Extracted data entries:
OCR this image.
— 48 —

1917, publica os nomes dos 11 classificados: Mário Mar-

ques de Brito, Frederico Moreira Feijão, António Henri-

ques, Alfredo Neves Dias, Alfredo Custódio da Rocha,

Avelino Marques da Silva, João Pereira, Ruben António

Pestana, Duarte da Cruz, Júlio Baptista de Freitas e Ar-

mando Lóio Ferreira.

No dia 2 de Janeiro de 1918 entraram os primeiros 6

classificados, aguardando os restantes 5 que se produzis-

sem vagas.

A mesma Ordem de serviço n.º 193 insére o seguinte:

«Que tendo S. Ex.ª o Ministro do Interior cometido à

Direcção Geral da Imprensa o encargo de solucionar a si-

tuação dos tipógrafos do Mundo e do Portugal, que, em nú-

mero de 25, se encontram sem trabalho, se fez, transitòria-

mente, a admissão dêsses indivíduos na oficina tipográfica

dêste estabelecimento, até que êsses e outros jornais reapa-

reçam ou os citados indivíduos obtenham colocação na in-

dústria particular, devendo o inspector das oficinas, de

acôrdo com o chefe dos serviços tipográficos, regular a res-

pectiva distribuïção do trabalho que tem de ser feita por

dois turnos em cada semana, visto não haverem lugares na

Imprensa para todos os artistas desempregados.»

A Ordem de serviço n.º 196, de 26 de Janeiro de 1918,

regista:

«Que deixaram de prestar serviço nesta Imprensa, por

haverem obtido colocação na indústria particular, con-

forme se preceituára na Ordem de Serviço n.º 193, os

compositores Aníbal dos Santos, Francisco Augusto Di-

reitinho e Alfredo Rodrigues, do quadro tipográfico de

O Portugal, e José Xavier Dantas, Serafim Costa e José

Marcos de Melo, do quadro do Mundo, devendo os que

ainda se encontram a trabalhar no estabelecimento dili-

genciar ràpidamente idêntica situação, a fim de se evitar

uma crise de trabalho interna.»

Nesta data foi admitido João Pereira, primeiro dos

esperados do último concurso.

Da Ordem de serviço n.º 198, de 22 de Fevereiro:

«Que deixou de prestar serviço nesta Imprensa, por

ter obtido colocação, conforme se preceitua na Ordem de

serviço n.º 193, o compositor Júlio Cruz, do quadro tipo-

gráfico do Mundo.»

--

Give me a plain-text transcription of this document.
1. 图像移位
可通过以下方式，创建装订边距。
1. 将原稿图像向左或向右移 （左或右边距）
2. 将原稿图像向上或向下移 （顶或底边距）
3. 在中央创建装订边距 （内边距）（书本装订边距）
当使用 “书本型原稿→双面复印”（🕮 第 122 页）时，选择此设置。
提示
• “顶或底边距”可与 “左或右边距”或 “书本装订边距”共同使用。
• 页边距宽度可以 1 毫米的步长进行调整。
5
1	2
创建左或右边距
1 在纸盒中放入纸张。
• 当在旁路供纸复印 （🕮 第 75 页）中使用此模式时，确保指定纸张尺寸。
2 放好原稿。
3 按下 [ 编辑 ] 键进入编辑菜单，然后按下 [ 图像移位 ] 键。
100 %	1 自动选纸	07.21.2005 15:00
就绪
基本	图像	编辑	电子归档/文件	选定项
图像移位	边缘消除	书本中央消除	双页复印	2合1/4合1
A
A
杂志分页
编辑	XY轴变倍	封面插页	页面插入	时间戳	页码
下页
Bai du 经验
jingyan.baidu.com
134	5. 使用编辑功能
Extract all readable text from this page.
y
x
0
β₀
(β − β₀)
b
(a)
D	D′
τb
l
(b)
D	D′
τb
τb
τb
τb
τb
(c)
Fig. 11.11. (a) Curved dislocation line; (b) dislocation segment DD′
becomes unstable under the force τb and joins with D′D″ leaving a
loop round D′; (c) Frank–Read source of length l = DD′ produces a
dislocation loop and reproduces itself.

Required task: Each line that contains the string "encontram" counts once; report how many such lines the entries have, giving only the number.

Response: 2